INSTRUCCIÓN A
Reproduce sin ningún cambio las líneas de los registros, comenzando por la línea que contiene "x-tick-label: '21: [804, 381, 820, 395]" y siguiendo hasta la línea que contiene "y-tick-label-left: 3,800: [37, 85, 70, 100]", ambas incluidas.

SELECCIÓN

En el análisis de Hernández, destaca la violencia y la promoción de la delincuencia como una preocupación incluso mayor que por la moral sexual. La distribuidora Discine quiso mostrar el sorpresivo éxito Mad Max (1980), que lanzó al estrellato a Mel Gibson, pero la Oficina de Censura lo impidió inicialmente. “Mad Max constituye uno de los films más violentos exhibidos en nuestro país. Contiene un planteamiento enfermizo, realizado con indudable morbosidad”, reza el dictamen.
Caso curioso en esa línea fue Jurassic Park (1993), epítome del cine de palomitas, que, sin embargo, fue prohibida a menores de 12 años por su violencia. Incluso, Hernández Parra halla un artículo de opinión en La República donde el autor reseña que hubo redada policial en octubre para detectar a menores de 12 presentes en las salas.
Según cuenta el articulista, padres y niños se burlaron de aquella acción arbitraria, en un contexto en el que películas similares se exhibían sin mayor problema en televisión y videoclubes. Jurassic Park terminó convirtiéndose en la película más taquillera del país hasta entonces.
Durante la crisis por La última tentación de Cristo, desde la Conferencia Episcopal hasta el ultraderechista Movimiento Costa Rica Libre buscaron su prohibición, y el asunto culminó en debates constitucionales. Así se dio pie a su exhibición y se terminó reafirmando la imposibilidad de censura previa en Costa Rica.
No deja de ser interesante que no fuese un dilema sobre pornografía o violencia, sino de presunta ofensa a la moral cristiana lo que provocó el dilema. En 1995, la Sala Constitucional finalmente dejó sin efecto su prohibición; se estrenó hasta 1999 y no pasó a más.
Recordamos la década de los años 90 como la época del satanismo en Xuxa, los Tamagotchis y las Pepsi-Cards, del drama del concierto en la Fosforera y de cierta estación radial donde todo era amenazante. Por cierto, en paralelo a la película de Martin Scorsese, se buscaba prohibir la canción Mi cucu, para que nadie se metiera con ella.

INSTRUCCIÓN B
Indica si cada una de estas afirmaciones coincide con el texto sobre la censura de cine, respondiendo sí o no y citando literalmente las palabras del texto que lo deciden: (i) Jurassic Park fue prohibida a menores de 12 años por su violencia. (ii) Jurassic Park llegó a ser la segunda película más taquillera del país. (iii) La Oficina de Censura impidió al principio la exhibición de Mad Max.

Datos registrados
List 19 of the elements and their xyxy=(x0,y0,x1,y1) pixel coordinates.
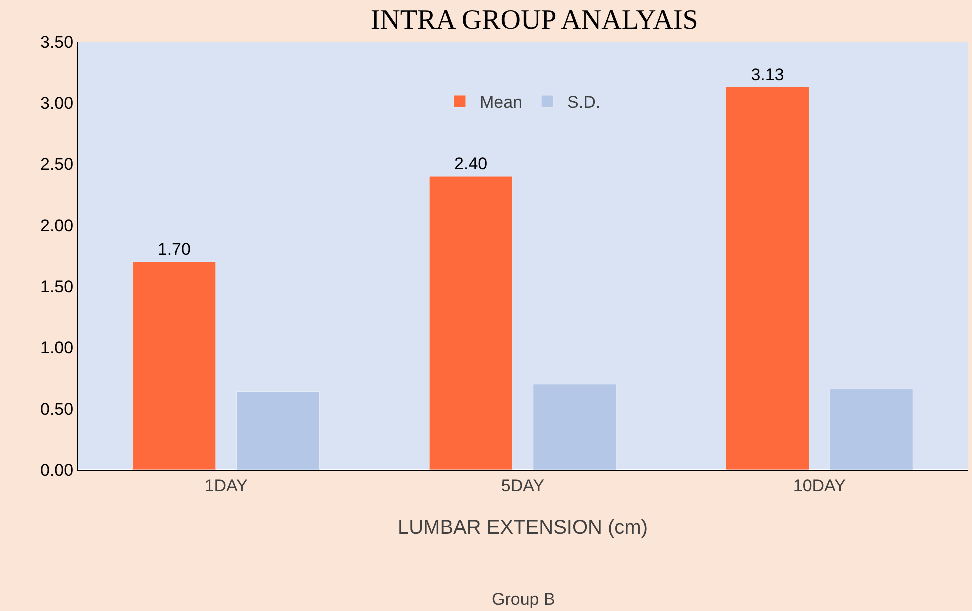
y-tick-label: 0.00 xyxy=(40,460,74,480)
y-tick-label: 1.50 xyxy=(40,278,74,297)
x-axis-title: LUMBAR EXTENSION (cm) xyxy=(398,516,648,539)
y-tick-label: 0.50 xyxy=(40,400,74,419)
y-tick-label: 3.00 xyxy=(40,94,74,114)
x-tick-label: 5DAY xyxy=(501,476,545,496)
legend-label: Mean xyxy=(480,93,523,112)
y-tick-label: 2.50 xyxy=(40,155,74,174)
y-tick-label: 1.00 xyxy=(40,338,74,358)
data-label: 3.13 xyxy=(751,65,784,84)
x-tick-label: 1DAY xyxy=(204,476,248,496)
y-tick-label: 2.00 xyxy=(40,216,74,236)
chart-title: INTRA GROUP ANALYAIS xyxy=(370,4,698,36)
legend-label: S.D. xyxy=(568,93,601,112)
x-tick-label: 10DAY xyxy=(793,476,846,496)
text: Group B xyxy=(492,590,556,609)
y-tick-label: 3.50 xyxy=(40,32,74,52)
data-label: 1.70 xyxy=(158,240,191,260)
data-label: 2.40 xyxy=(454,154,488,174)
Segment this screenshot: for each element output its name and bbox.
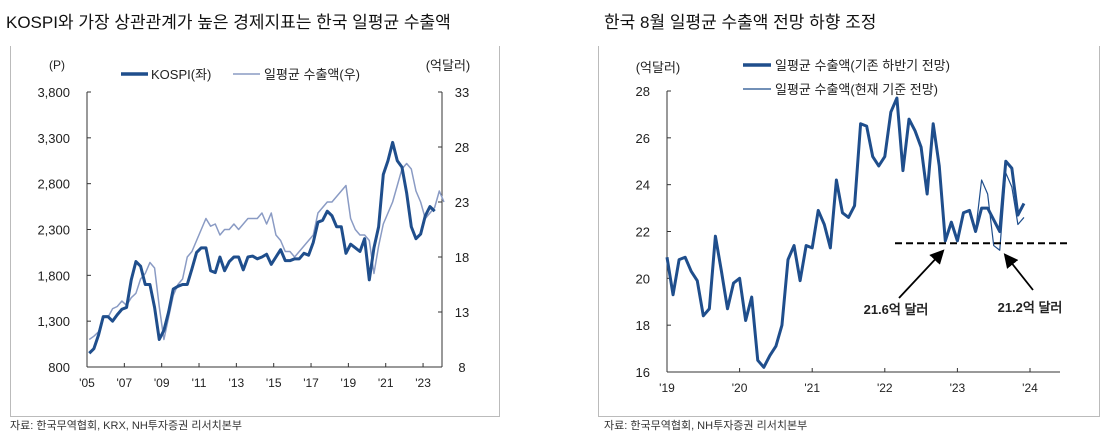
x-tick-label: '21: [804, 381, 820, 395]
left-panel: [10, 46, 500, 417]
legend-kospi-label: KOSPI(좌): [151, 67, 211, 82]
axis-unit: (억달러): [636, 60, 681, 75]
y-tick-label-right: 33: [455, 85, 469, 100]
y-tick-label-right: 8: [458, 360, 465, 375]
y-tick-label: 28: [636, 84, 650, 99]
right-panel: [598, 46, 1100, 417]
y-tick-label-left: 3,800: [37, 85, 70, 100]
x-tick-label: '07: [117, 376, 133, 390]
y-tick-label: 20: [636, 271, 650, 286]
y-tick-label-left: 1,800: [37, 268, 70, 283]
x-tick-label: '20: [732, 381, 748, 395]
x-tick-label: '15: [266, 376, 282, 390]
y-tick-label-right: 23: [455, 195, 469, 210]
annotation-label-2: 21.2억 달러: [998, 300, 1063, 315]
y-tick-label: 18: [636, 318, 650, 333]
previous-forecast-line: [665, 96, 1026, 369]
y-tick-label-right: 28: [455, 140, 469, 155]
x-tick-label: '19: [341, 376, 357, 390]
x-tick-label: '22: [877, 381, 893, 395]
x-tick-label: '24: [1022, 381, 1038, 395]
left-axis-unit: (P): [49, 58, 65, 72]
annotation-arrow-1: [898, 249, 945, 299]
kospi-line: [88, 140, 436, 355]
y-tick-label-right: 18: [455, 250, 469, 265]
current-forecast-line: [974, 172, 1025, 251]
x-tick-label: '09: [154, 376, 170, 390]
y-tick-label: 26: [636, 131, 650, 146]
right-axis-unit: (억달러): [426, 58, 471, 73]
right-title: 한국 8월 일평균 수출액 전망 하향 조정: [604, 13, 877, 32]
annotation-label-1: 21.6억 달러: [864, 302, 929, 317]
y-tick-label-left: 2,800: [37, 177, 70, 192]
x-tick-label: '23: [950, 381, 966, 395]
y-tick-label-left: 3,300: [37, 131, 70, 146]
x-tick-label: '23: [415, 376, 431, 390]
y-tick-label: 24: [636, 178, 650, 193]
y-tick-label-left: 1,300: [37, 314, 70, 329]
left-title: KOSPI와 가장 상관관계가 높은 경제지표는 한국 일평균 수출액: [6, 13, 451, 32]
x-tick-label: '21: [378, 376, 394, 390]
legend-current-label: 일평균 수출액(현재 기준 전망): [775, 82, 938, 97]
legend-previous-label: 일평균 수출액(기존 하반기 전망): [775, 58, 950, 73]
export-line: [88, 162, 445, 341]
x-tick-label: '19: [659, 381, 675, 395]
annotation-arrow-2: [1003, 253, 1034, 291]
x-tick-label: '13: [229, 376, 245, 390]
x-tick-label: '05: [79, 376, 95, 390]
legend-export-label: 일평균 수출액(우): [264, 67, 360, 82]
right-source: 자료: 한국무역협회, NH투자증권 리서치본부: [604, 420, 808, 432]
y-tick-label-right: 13: [455, 305, 469, 320]
left-source: 자료: 한국무역협회, KRX, NH투자증권 리서치본부: [10, 420, 242, 432]
y-tick-label-left: 2,300: [37, 223, 70, 238]
y-tick-label: 22: [636, 225, 650, 240]
y-tick-label-left: 800: [48, 360, 70, 375]
y-tick-label: 16: [636, 365, 650, 380]
x-tick-label: '17: [303, 376, 319, 390]
x-tick-label: '11: [192, 376, 207, 390]
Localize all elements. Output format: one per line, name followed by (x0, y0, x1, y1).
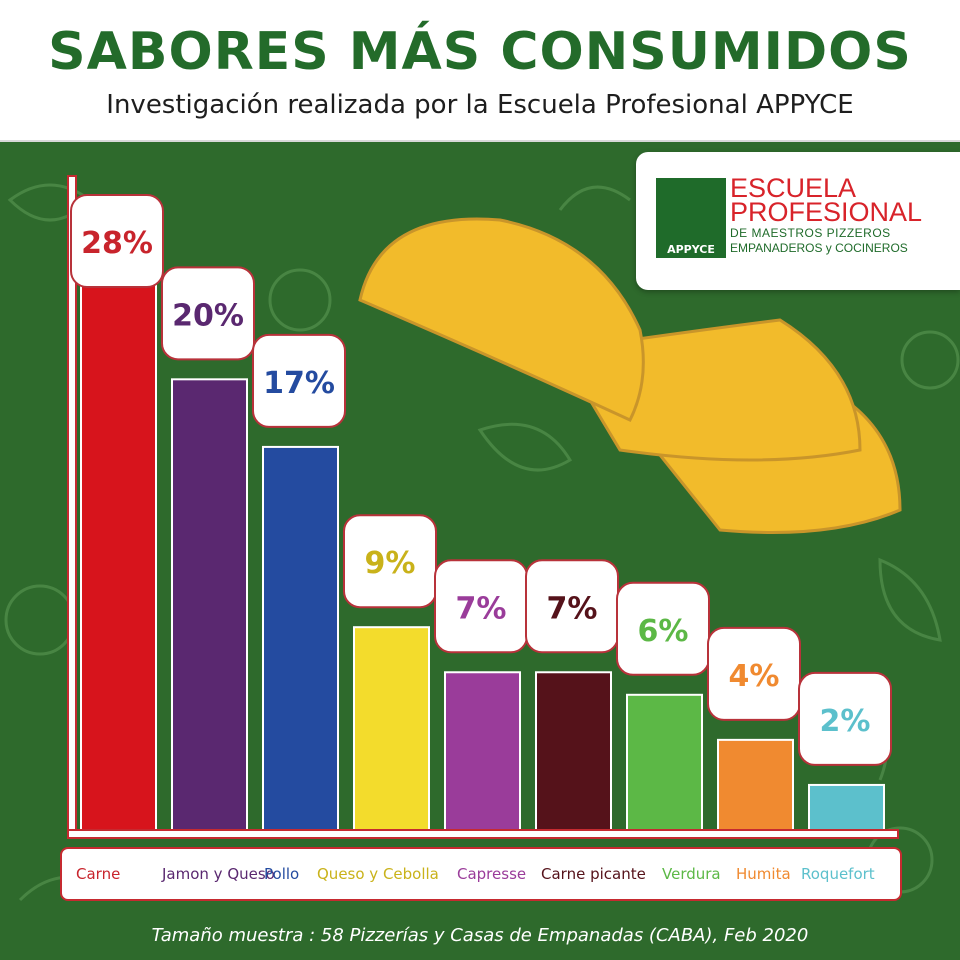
legend-item-carne: Carne (76, 865, 121, 883)
value-label-box (343, 514, 437, 609)
legend: Carne Jamon y Queso Pollo Queso y Ceboll… (60, 847, 902, 901)
legend-item-carne-picante: Carne picante (541, 865, 646, 883)
logo-band: APPYCE (656, 242, 726, 258)
legend-item-verdura: Verdura (662, 865, 721, 883)
value-label-box (161, 266, 255, 361)
logo-line-1: ESCUELA (730, 173, 857, 203)
legend-item-queso-y-cebolla: Queso y Cebolla (317, 865, 439, 883)
legend-item-roquefort: Roquefort (801, 865, 875, 883)
bar-verdura (626, 693, 703, 831)
value-label: 9% (365, 546, 416, 581)
bar-queso-y-cebolla (353, 626, 430, 831)
value-label-box (616, 581, 710, 676)
bar-carne (80, 198, 157, 832)
page-title: SABORES MÁS CONSUMIDOS (48, 22, 912, 82)
bar-pollo (262, 445, 339, 831)
bar-humita (717, 738, 794, 832)
logo-line-2: PROFESIONAL (730, 197, 923, 227)
value-label: 2% (820, 704, 871, 739)
value-label: 20% (172, 298, 244, 333)
bar-capresse (444, 671, 521, 831)
value-label: 7% (456, 591, 507, 626)
sample-footnote: Tamaño muestra : 58 Pizzerías y Casas de… (151, 925, 809, 946)
bar-jamon-y-queso (171, 378, 248, 831)
value-label-box (707, 626, 801, 721)
legend-item-humita: Humita (736, 865, 791, 883)
empanadas-illustration (358, 217, 902, 534)
value-label-box (252, 333, 346, 428)
legend-item-pollo: Pollo (264, 865, 300, 883)
logo-line-3: DE MAESTROS PIZZEROS (730, 226, 891, 240)
bar-roquefort (808, 783, 885, 832)
legend-item-capresse: Capresse (457, 865, 527, 883)
value-label-box (798, 671, 892, 766)
bar-carne-picante (535, 671, 612, 831)
value-label-box (70, 194, 164, 288)
chef-emblem-icon: APPYCE (656, 178, 726, 258)
value-label: 6% (638, 614, 689, 649)
header: SABORES MÁS CONSUMIDOS Investigación rea… (0, 0, 960, 142)
value-label: 17% (263, 366, 335, 401)
x-axis-line (67, 829, 899, 839)
logo-line-4: EMPANADEROS y COCINEROS (730, 241, 908, 255)
legend-item-jamon-y-queso: Jamon y Queso (162, 865, 275, 883)
school-logo: APPYCE ESCUELA PROFESIONAL DE MAESTROS P… (636, 152, 960, 290)
value-label: 7% (547, 591, 598, 626)
value-label: 4% (729, 659, 780, 694)
page-subtitle: Investigación realizada por la Escuela P… (106, 90, 854, 120)
value-label: 28% (81, 226, 153, 261)
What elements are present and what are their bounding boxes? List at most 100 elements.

RESPUESTA A
x-tick-label: '21: [804, 381, 820, 395]
left-panel: [10, 46, 500, 417]
legend-kospi-label: KOSPI(좌): [151, 67, 211, 82]
axis-unit: (억달러): [636, 60, 681, 75]
y-tick-label-right: 33: [455, 85, 469, 100]
y-tick-label-right: 8: [458, 360, 465, 375]
y-tick-label: 28: [636, 84, 650, 99]
right-panel: [598, 46, 1100, 417]
y-tick-label-left: 3,800: [37, 85, 70, 100]

RESPUESTA B
(i) Sí: "fue prohibida a menores de 12 años por su violencia".
(ii) No: "Jurassic Park terminó convirtiéndose en la película más taquillera del país hasta entonces".
(iii) Sí: "pero la Oficina de Censura lo impidió inicialmente".